**TASK TO CARRY OUT:** Transcribe all the records exactly and omit any images they hold.

(Dataset records)
►

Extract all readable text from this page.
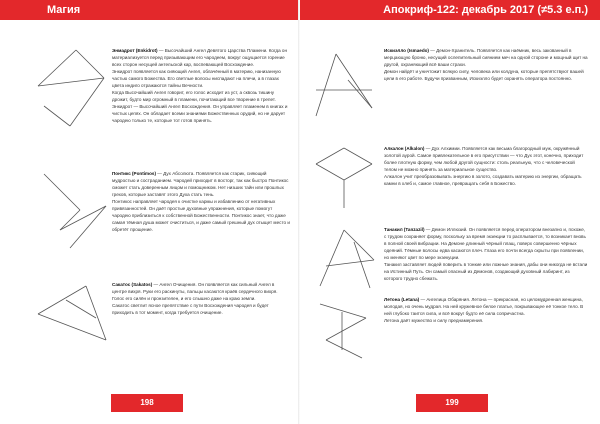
Магия

Энмадрот (Enkidrot) — Высочайший Ангел Девятого Царства Пламени. Когда он материализуется перед призывающим его чародеем, вокруг ощущается горение всех сторон несущей антельской кар, воспевающей Восхождение.

Энкидрот появляется как сияющий Ангел, облачённый в материю, нанизанную частью самого Божества. Его светлые волосы ниспадают на плечи, а в глазах цвета индиго отражаются тайны Вечности.

Когда Высочайший Ангел говорит, его голос исходит из уст, а сквозь тишину дрожит, будто мир огромный в пламени, почитающий все творение в трепет.

Энкидрот — Высочайший Ангел Восхождения. Он управляет пламенем в книгах и чистых цепях. Он обладает всеми знаниями Божественных орудий, но не дарует чародею только те, которые тот готов принять.

Понтикс (Pontimos) — Дух Абсолюта. Появляется как старик, сияющий мудростью и состраданием. Чародей приходит в восторг, так как быстро Понтикос сможет стать доверенным лицом и помощником. Нет низших тайн или прошлых грехов, которые заставят этого Духа стать тень.

Понтикос направляет чародея к очистке кармы и избавлению от негативных привязанностей. Он даёт простые духовные упражнения, которые помогут чародею приблизиться к собственной Божественности. Понтикос знает, что даже самая тёмная душа может очиститься, и даже самый грешный дух отыщет место и обретёт прощение.

Сакатос (Sakatos) — Ангел Очищения. Он появляется как сильный Ангел в центре вихря. Руки его раскинуты, пальцы касаются краёв сердечного вихря. Голос его силён и пронзителен, и его слышно даже на краю земли.

Сакатос светлит ясное препятствие с пути Восхождения чародея и будет приходить в тот момент, когда требуется очищение.

198
Апокриф-122: декабрь 2017 (≠5.3 е.п.)

Искиэлло (Ismaedo) — Демон-Хранитель. Появляется как наёмник, весь закованный в мерцающую броню, несущий ослепительный сиянием меч на одной стороне и мощный щит на другой, охраняющий всё ваши страхи.

Демон найдёт и уничтожит всякую силу, человека или колдуна, которые препятствуют вашей цели в его работе. Будучи призванным, Искиэлло будет охранять операторa постоянно.

Алкалон (Alkalon) — Дух Алхимии. Появляется как весьма благородный муж, окружённый золотой аурой. Самое привлекательное в его присутствии — что Дух этот, конечно, приходит более плотную форму, чем любой другой сущности: столь реальную, что с человеческой телом не можно принять за материальное существо.

Алкалон учит преобразовывать энергию в золото, создавать материю из энергии, обращать камни в хлеб и, самое главное, превращать себя в Божество.

Танакил (Tanzazil) — Демон Иллюзий. Он появляется перед оператором внезапно и, похоже, с трудом сохраняет форму, поскольку за время экзекции то расплывается, то возникает вновь в полной своей вибрации. На Демоне длинный чёрный плащ, поверх совершенно чёрных одеяний. Тёмные волосы едва касаются плеч. Глаза его почти всегда скрыты при появлении, но меняют цвет по мере экзекуции.

Танакил заставляет людей поверить в тонкие или ложные знания, дабы они никогда не встали на Истинный Путь. Он самый опасный из Демонов, создающий духовный лабиринт, из которого трудно сбежать.

Летона (Letana) — Ангелица Обаряния. Летона — прекрасная, но целомудренная женщина, молодая, но очень мудрая. На ней кружевное белое платье, покрывающее её тонкое тело. В ней глубоко таится сила, и всё вокруг будто её сила сопричастна.

Летона даёт мужество и силу преднамерения.

199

◄

**RESPONSE TO THE TASK:**
Extract all readable text from this page.
Магия

Энмадрот (Enkidrot) — Высочайший Ангел Девятого Царства Пламени. Когда он материализуется перед призывающим его чародеем, вокруг ощущается горение всех сторон несущей антельской кар, воспевающей Восхождение.

Энкидрот появляется как сияющий Ангел, облачённый в материю, нанизанную частью самого Божества. Его светлые волосы ниспадают на плечи, а в глазах цвета индиго отражаются тайны Вечности.

Когда Высочайший Ангел говорит, его голос исходит из уст, а сквозь тишину дрожит, будто мир огромный в пламени, почитающий все творение в трепет.

Энкидрот — Высочайший Ангел Восхождения. Он управляет пламенем в книгах и чистых цепях. Он обладает всеми знаниями Божественных орудий, но не дарует чародею только те, которые тот готов принять.

Понтикс (Pontimos) — Дух Абсолюта. Появляется как старик, сияющий мудростью и состраданием. Чародей приходит в восторг, так как быстро Понтикос сможет стать доверенным лицом и помощником. Нет низших тайн или прошлых грехов, которые заставят этого Духа стать тень.

Понтикос направляет чародея к очистке кармы и избавлению от негативных привязанностей. Он даёт простые духовные упражнения, которые помогут чародею приблизиться к собственной Божественности. Понтикос знает, что даже самая тёмная душа может очиститься, и даже самый грешный дух отыщет место и обретёт прощение.

Сакатос (Sakatos) — Ангел Очищения. Он появляется как сильный Ангел в центре вихря. Руки его раскинуты, пальцы касаются краёв сердечного вихря. Голос его силён и пронзителен, и его слышно даже на краю земли.

Сакатос светлит ясное препятствие с пути Восхождения чародея и будет приходить в тот момент, когда требуется очищение.

198
Апокриф-122: декабрь 2017 (≠5.3 е.п.)

Искиэлло (Ismaedo) — Демон-Хранитель. Появляется как наёмник, весь закованный в мерцающую броню, несущий ослепительный сиянием меч на одной стороне и мощный щит на другой, охраняющий всё ваши страхи.

Демон найдёт и уничтожит всякую силу, человека или колдуна, которые препятствуют вашей цели в его работе. Будучи призванным, Искиэлло будет охранять операторa постоянно.

Алкалон (Alkalon) — Дух Алхимии. Появляется как весьма благородный муж, окружённый золотой аурой. Самое привлекательное в его присутствии — что Дух этот, конечно, приходит более плотную форму, чем любой другой сущности: столь реальную, что с человеческой телом не можно принять за материальное существо.

Алкалон учит преобразовывать энергию в золото, создавать материю из энергии, обращать камни в хлеб и, самое главное, превращать себя в Божество.

Танакил (Tanzazil) — Демон Иллюзий. Он появляется перед оператором внезапно и, похоже, с трудом сохраняет форму, поскольку за время экзекции то расплывается, то возникает вновь в полной своей вибрации. На Демоне длинный чёрный плащ, поверх совершенно чёрных одеяний. Тёмные волосы едва касаются плеч. Глаза его почти всегда скрыты при появлении, но меняют цвет по мере экзекуции.

Танакил заставляет людей поверить в тонкие или ложные знания, дабы они никогда не встали на Истинный Путь. Он самый опасный из Демонов, создающий духовный лабиринт, из которого трудно сбежать.

Летона (Letana) — Ангелица Обаряния. Летона — прекрасная, но целомудренная женщина, молодая, но очень мудрая. На ней кружевное белое платье, покрывающее её тонкое тело. В ней глубоко таится сила, и всё вокруг будто её сила сопричастна.

Летона даёт мужество и силу преднамерения.

199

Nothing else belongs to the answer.